■ **Entries shown**:
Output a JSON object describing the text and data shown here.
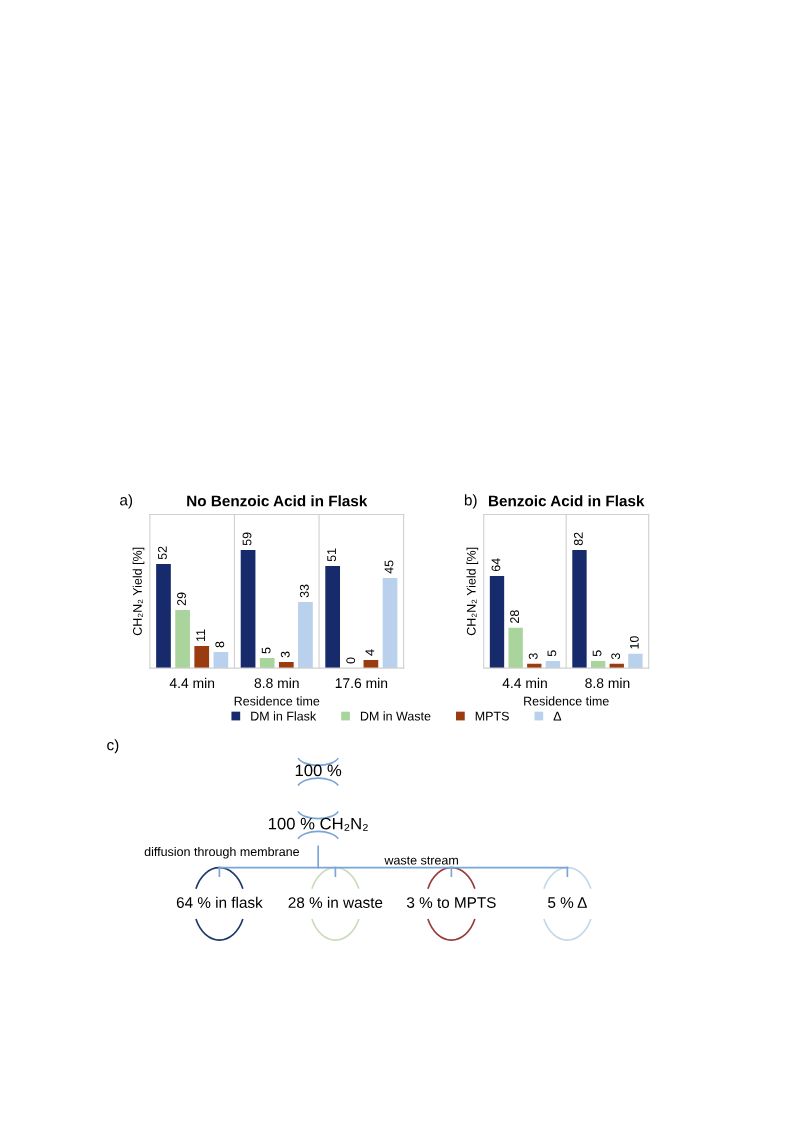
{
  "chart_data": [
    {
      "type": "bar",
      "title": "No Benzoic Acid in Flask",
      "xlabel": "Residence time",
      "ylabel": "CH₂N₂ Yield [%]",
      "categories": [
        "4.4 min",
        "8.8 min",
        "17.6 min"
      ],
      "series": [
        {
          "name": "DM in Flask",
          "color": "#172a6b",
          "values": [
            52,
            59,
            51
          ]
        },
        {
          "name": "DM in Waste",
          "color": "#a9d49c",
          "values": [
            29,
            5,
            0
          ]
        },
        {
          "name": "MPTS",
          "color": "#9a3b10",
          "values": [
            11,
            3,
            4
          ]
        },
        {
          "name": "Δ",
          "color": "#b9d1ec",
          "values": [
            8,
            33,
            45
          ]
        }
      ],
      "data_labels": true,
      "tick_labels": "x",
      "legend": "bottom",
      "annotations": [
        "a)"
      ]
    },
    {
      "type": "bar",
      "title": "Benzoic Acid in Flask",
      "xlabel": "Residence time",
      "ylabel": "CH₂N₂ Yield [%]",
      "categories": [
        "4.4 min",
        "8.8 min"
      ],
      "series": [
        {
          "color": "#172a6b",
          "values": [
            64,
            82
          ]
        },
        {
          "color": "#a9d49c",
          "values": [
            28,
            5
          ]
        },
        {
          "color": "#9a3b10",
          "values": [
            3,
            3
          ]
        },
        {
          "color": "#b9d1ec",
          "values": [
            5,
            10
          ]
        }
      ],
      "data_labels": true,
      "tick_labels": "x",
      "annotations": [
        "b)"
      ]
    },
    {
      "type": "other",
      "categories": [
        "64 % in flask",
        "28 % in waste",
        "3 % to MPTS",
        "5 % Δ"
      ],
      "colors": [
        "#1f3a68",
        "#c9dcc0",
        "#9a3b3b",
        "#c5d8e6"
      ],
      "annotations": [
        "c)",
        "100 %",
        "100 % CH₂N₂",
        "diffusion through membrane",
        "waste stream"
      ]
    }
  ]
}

...

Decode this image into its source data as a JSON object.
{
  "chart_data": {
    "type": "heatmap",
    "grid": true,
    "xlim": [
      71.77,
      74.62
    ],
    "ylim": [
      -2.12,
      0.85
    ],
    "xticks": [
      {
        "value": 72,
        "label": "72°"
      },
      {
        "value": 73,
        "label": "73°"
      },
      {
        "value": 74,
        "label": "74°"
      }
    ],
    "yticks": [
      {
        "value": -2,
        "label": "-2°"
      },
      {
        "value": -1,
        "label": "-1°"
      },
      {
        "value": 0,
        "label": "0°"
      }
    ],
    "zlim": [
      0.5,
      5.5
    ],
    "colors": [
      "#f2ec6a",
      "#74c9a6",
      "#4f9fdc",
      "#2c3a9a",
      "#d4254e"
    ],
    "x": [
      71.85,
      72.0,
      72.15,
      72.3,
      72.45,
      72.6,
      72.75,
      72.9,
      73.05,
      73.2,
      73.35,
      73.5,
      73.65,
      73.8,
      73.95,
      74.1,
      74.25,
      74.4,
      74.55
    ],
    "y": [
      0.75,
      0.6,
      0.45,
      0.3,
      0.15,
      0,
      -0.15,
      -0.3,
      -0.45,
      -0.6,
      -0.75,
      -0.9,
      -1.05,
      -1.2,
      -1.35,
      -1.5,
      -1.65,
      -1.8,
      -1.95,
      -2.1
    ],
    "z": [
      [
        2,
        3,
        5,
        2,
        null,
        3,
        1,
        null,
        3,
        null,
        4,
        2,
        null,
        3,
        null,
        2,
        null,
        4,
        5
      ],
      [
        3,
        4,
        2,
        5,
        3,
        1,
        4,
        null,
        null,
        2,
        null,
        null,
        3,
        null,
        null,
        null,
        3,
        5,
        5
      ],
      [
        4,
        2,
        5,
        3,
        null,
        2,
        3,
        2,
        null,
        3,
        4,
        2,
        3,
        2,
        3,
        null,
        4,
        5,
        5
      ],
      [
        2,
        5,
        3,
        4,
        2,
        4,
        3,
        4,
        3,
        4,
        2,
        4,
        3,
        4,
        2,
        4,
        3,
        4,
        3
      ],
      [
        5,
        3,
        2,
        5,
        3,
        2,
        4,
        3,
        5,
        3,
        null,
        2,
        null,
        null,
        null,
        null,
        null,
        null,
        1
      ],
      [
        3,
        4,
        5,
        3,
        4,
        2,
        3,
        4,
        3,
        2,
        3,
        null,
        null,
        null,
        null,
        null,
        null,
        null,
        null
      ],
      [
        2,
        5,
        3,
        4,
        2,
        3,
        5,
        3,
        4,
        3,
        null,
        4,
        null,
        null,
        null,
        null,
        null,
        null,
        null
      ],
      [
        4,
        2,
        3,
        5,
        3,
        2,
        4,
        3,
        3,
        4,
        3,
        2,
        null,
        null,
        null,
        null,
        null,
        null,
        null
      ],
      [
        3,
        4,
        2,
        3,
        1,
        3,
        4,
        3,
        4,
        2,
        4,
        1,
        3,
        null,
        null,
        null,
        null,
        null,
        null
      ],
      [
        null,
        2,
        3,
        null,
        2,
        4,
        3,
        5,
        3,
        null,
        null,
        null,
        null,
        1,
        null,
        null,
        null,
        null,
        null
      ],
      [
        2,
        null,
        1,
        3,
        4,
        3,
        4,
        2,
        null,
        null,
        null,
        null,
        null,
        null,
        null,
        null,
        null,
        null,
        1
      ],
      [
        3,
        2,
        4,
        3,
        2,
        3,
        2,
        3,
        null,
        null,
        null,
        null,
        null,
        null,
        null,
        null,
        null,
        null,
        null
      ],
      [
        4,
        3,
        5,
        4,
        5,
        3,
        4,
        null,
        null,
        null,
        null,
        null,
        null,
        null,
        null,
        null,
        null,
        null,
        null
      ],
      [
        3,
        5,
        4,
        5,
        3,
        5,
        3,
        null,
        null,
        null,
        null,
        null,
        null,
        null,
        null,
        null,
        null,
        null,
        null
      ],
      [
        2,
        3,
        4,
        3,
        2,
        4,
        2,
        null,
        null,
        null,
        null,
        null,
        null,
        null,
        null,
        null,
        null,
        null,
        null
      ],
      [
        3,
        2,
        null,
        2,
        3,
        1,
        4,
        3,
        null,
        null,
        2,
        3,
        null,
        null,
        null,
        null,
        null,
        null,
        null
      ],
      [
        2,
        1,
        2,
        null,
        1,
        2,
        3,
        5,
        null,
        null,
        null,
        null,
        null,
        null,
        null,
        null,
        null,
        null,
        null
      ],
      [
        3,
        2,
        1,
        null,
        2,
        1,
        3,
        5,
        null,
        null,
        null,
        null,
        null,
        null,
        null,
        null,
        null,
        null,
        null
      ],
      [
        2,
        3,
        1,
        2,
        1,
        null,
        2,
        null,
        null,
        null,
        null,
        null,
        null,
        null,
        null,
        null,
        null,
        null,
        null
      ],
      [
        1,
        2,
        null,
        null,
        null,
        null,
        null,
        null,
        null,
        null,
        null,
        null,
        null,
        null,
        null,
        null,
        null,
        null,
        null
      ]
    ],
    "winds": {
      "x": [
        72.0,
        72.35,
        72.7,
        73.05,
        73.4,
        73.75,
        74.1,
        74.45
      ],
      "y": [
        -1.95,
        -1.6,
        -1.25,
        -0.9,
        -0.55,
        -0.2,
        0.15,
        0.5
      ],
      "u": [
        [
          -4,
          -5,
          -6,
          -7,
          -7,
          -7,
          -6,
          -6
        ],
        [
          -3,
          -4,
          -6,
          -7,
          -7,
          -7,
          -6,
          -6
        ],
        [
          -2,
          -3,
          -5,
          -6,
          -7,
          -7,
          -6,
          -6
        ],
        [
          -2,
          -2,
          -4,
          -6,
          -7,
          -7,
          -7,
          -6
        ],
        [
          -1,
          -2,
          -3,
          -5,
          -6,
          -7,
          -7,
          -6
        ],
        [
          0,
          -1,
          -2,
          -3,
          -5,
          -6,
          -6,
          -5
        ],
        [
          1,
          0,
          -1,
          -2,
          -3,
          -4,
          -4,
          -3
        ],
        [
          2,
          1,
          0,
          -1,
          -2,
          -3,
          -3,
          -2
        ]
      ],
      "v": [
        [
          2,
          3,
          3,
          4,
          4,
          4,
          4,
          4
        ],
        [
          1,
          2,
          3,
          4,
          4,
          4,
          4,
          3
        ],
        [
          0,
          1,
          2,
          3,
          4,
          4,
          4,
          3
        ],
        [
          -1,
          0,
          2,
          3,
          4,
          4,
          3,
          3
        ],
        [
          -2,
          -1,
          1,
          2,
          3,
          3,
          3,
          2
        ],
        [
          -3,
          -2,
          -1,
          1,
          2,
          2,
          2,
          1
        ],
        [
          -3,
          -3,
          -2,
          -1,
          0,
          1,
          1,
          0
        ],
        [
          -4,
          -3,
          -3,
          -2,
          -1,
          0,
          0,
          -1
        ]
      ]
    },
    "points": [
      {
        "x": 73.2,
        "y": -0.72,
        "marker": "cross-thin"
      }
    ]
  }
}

...

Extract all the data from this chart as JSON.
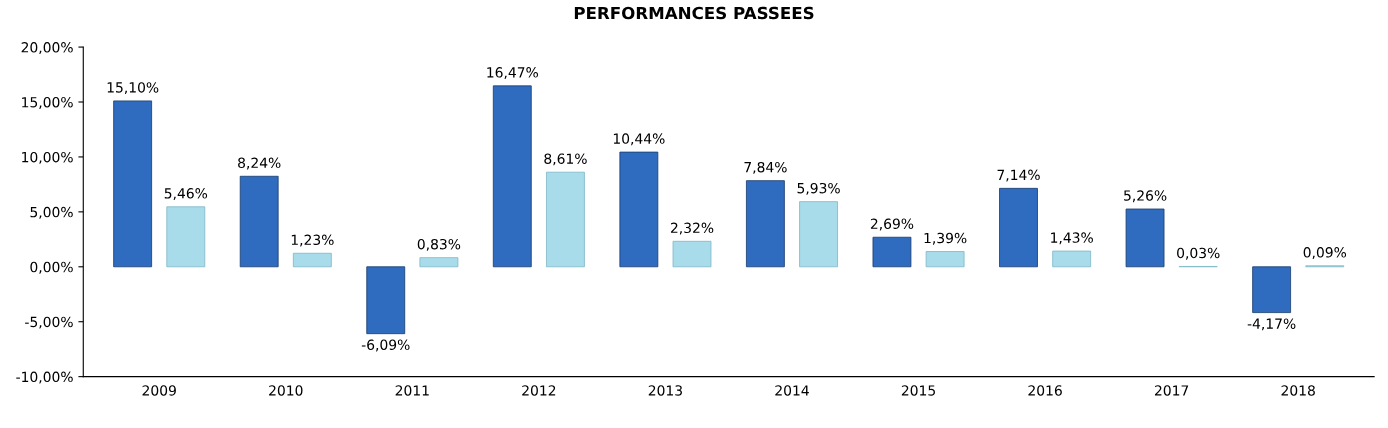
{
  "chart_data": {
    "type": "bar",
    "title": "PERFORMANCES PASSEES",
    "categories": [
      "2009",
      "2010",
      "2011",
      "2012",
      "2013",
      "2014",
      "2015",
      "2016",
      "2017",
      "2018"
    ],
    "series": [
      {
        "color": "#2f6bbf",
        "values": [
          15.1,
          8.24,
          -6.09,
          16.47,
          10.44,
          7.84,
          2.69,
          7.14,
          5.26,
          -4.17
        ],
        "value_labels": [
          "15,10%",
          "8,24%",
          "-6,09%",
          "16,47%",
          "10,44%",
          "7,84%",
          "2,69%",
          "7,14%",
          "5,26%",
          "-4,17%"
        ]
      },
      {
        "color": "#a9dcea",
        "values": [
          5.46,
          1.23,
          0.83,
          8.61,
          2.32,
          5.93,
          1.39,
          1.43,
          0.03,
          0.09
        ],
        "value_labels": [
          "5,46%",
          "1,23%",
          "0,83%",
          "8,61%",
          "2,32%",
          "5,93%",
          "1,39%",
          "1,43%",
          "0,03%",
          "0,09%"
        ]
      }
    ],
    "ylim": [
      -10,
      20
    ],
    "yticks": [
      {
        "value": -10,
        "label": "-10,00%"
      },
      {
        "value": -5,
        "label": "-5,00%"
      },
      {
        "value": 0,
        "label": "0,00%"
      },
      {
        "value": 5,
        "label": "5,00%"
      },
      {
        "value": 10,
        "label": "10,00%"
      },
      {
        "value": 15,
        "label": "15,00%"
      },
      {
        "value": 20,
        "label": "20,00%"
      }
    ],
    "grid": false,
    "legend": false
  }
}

■ **The exercise**: Select every line where the word "JSON" occurs.

■ **Solution**:
Output a JSON object describing the text and data shown here.
Decode this image into its source data as a JSON object.
Extract all the data from this chart as JSON.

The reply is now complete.